[Dataset listings of figures]
○ ○ ○ ○

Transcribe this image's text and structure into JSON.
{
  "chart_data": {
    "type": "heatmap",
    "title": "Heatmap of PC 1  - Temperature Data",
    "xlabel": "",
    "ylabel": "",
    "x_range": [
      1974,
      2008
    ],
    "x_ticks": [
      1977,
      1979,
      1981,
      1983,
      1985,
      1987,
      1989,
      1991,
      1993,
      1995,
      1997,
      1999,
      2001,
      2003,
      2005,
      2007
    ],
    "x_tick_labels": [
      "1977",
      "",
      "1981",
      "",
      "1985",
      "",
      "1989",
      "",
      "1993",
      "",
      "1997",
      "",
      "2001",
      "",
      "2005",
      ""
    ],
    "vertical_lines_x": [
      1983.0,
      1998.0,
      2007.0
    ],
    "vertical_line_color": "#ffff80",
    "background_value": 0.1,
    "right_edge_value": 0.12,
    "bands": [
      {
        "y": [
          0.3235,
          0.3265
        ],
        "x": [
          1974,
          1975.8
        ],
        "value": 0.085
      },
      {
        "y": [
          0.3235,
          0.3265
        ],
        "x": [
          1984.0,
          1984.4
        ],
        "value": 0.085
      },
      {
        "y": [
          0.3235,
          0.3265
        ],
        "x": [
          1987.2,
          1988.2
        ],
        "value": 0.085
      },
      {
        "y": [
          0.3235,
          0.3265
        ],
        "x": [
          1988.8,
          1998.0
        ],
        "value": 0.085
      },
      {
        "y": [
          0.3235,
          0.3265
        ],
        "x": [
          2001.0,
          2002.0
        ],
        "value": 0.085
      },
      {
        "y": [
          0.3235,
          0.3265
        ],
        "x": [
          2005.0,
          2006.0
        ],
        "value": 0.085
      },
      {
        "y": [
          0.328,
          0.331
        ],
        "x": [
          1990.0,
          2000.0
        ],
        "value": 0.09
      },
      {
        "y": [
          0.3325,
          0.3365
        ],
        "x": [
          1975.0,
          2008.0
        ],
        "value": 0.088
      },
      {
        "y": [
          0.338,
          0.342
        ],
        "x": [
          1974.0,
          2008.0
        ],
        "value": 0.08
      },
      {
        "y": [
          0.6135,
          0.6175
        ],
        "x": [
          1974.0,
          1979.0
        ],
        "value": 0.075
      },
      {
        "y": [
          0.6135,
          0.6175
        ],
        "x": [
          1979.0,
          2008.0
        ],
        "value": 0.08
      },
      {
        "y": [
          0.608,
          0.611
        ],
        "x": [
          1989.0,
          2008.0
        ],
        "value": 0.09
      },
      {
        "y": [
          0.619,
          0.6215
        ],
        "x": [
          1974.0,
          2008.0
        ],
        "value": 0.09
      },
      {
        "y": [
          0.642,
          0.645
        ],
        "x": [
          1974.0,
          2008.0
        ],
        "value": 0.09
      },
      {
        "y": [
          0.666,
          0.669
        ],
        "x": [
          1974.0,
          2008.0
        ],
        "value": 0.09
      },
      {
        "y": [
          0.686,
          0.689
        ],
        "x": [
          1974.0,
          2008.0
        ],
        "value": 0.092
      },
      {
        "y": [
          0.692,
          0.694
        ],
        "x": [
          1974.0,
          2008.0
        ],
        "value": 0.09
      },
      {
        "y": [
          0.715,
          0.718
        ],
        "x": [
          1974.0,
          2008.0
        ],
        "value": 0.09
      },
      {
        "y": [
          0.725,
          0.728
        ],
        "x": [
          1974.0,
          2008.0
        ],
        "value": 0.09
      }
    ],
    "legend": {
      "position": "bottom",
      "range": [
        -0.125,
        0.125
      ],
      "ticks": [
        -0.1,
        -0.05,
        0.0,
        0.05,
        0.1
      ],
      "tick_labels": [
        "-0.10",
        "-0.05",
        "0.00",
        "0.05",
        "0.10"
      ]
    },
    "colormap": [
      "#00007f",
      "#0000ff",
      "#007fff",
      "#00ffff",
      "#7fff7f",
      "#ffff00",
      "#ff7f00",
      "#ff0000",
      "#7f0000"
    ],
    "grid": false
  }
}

○ ○ ○ ○

- **Exercise goal**
Would you write down every record again, exactly?

- **Complete output**
Transcribe this image's text and structure into JSON.
{
  "chart_data": {
    "type": "heatmap",
    "title": "Heatmap of PC 1  - Temperature Data",
    "xlabel": "",
    "ylabel": "",
    "x_range": [
      1974,
      2008
    ],
    "x_ticks": [
      1977,
      1979,
      1981,
      1983,
      1985,
      1987,
      1989,
      1991,
      1993,
      1995,
      1997,
      1999,
      2001,
      2003,
      2005,
      2007
    ],
    "x_tick_labels": [
      "1977",
      "",
      "1981",
      "",
      "1985",
      "",
      "1989",
      "",
      "1993",
      "",
      "1997",
      "",
      "2001",
      "",
      "2005",
      ""
    ],
    "vertical_lines_x": [
      1983.0,
      1998.0,
      2007.0
    ],
    "vertical_line_color": "#ffff80",
    "background_value": 0.1,
    "right_edge_value": 0.12,
    "bands": [
      {
        "y": [
          0.3235,
          0.3265
        ],
        "x": [
          1974,
          1975.8
        ],
        "value": 0.085
      },
      {
        "y": [
          0.3235,
          0.3265
        ],
        "x": [
          1984.0,
          1984.4
        ],
        "value": 0.085
      },
      {
        "y": [
          0.3235,
          0.3265
        ],
        "x": [
          1987.2,
          1988.2
        ],
        "value": 0.085
      },
      {
        "y": [
          0.3235,
          0.3265
        ],
        "x": [
          1988.8,
          1998.0
        ],
        "value": 0.085
      },
      {
        "y": [
          0.3235,
          0.3265
        ],
        "x": [
          2001.0,
          2002.0
        ],
        "value": 0.085
      },
      {
        "y": [
          0.3235,
          0.3265
        ],
        "x": [
          2005.0,
          2006.0
        ],
        "value": 0.085
      },
      {
        "y": [
          0.328,
          0.331
        ],
        "x": [
          1990.0,
          2000.0
        ],
        "value": 0.09
      },
      {
        "y": [
          0.3325,
          0.3365
        ],
        "x": [
          1975.0,
          2008.0
        ],
        "value": 0.088
      },
      {
        "y": [
          0.338,
          0.342
        ],
        "x": [
          1974.0,
          2008.0
        ],
        "value": 0.08
      },
      {
        "y": [
          0.6135,
          0.6175
        ],
        "x": [
          1974.0,
          1979.0
        ],
        "value": 0.075
      },
      {
        "y": [
          0.6135,
          0.6175
        ],
        "x": [
          1979.0,
          2008.0
        ],
        "value": 0.08
      },
      {
        "y": [
          0.608,
          0.611
        ],
        "x": [
          1989.0,
          2008.0
        ],
        "value": 0.09
      },
      {
        "y": [
          0.619,
          0.6215
        ],
        "x": [
          1974.0,
          2008.0
        ],
        "value": 0.09
      },
      {
        "y": [
          0.642,
          0.645
        ],
        "x": [
          1974.0,
          2008.0
        ],
        "value": 0.09
      },
      {
        "y": [
          0.666,
          0.669
        ],
        "x": [
          1974.0,
          2008.0
        ],
        "value": 0.09
      },
      {
        "y": [
          0.686,
          0.689
        ],
        "x": [
          1974.0,
          2008.0
        ],
        "value": 0.092
      },
      {
        "y": [
          0.692,
          0.694
        ],
        "x": [
          1974.0,
          2008.0
        ],
        "value": 0.09
      },
      {
        "y": [
          0.715,
          0.718
        ],
        "x": [
          1974.0,
          2008.0
        ],
        "value": 0.09
      },
      {
        "y": [
          0.725,
          0.728
        ],
        "x": [
          1974.0,
          2008.0
        ],
        "value": 0.09
      }
    ],
    "legend": {
      "position": "bottom",
      "range": [
        -0.125,
        0.125
      ],
      "ticks": [
        -0.1,
        -0.05,
        0.0,
        0.05,
        0.1
      ],
      "tick_labels": [
        "-0.10",
        "-0.05",
        "0.00",
        "0.05",
        "0.10"
      ]
    },
    "colormap": [
      "#00007f",
      "#0000ff",
      "#007fff",
      "#00ffff",
      "#7fff7f",
      "#ffff00",
      "#ff7f00",
      "#ff0000",
      "#7f0000"
    ],
    "grid": false
  }
}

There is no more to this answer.